Please print every record below exactly as it appears.

********************

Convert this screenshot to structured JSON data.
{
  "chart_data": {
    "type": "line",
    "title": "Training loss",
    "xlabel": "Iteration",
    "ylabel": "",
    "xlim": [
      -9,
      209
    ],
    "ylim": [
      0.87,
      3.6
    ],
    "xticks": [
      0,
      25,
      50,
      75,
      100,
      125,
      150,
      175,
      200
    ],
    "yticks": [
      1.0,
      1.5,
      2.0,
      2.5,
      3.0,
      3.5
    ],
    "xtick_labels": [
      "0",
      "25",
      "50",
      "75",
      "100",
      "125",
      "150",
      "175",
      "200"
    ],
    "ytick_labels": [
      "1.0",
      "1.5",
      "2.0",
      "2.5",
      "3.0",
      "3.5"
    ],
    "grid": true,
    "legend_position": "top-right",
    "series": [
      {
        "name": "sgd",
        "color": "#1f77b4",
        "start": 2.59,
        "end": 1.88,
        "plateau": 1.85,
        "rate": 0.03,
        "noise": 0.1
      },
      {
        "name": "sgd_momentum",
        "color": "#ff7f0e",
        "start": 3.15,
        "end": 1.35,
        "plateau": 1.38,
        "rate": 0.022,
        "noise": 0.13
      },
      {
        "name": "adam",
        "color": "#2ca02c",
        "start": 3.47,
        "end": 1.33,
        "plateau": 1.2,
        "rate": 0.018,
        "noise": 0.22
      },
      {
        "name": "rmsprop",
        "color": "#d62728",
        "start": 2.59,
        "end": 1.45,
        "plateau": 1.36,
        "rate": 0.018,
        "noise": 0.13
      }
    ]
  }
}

********************

§ Exercise output
Convert this screenshot to structured JSON data.
{
  "chart_data": {
    "type": "line",
    "title": "Training loss",
    "xlabel": "Iteration",
    "ylabel": "",
    "xlim": [
      -9,
      209
    ],
    "ylim": [
      0.87,
      3.6
    ],
    "xticks": [
      0,
      25,
      50,
      75,
      100,
      125,
      150,
      175,
      200
    ],
    "yticks": [
      1.0,
      1.5,
      2.0,
      2.5,
      3.0,
      3.5
    ],
    "xtick_labels": [
      "0",
      "25",
      "50",
      "75",
      "100",
      "125",
      "150",
      "175",
      "200"
    ],
    "ytick_labels": [
      "1.0",
      "1.5",
      "2.0",
      "2.5",
      "3.0",
      "3.5"
    ],
    "grid": true,
    "legend_position": "top-right",
    "series": [
      {
        "name": "sgd",
        "color": "#1f77b4",
        "start": 2.59,
        "end": 1.88,
        "plateau": 1.85,
        "rate": 0.03,
        "noise": 0.1
      },
      {
        "name": "sgd_momentum",
        "color": "#ff7f0e",
        "start": 3.15,
        "end": 1.35,
        "plateau": 1.38,
        "rate": 0.022,
        "noise": 0.13
      },
      {
        "name": "adam",
        "color": "#2ca02c",
        "start": 3.47,
        "end": 1.33,
        "plateau": 1.2,
        "rate": 0.018,
        "noise": 0.22
      },
      {
        "name": "rmsprop",
        "color": "#d62728",
        "start": 2.59,
        "end": 1.45,
        "plateau": 1.36,
        "rate": 0.018,
        "noise": 0.13
      }
    ]
  }
}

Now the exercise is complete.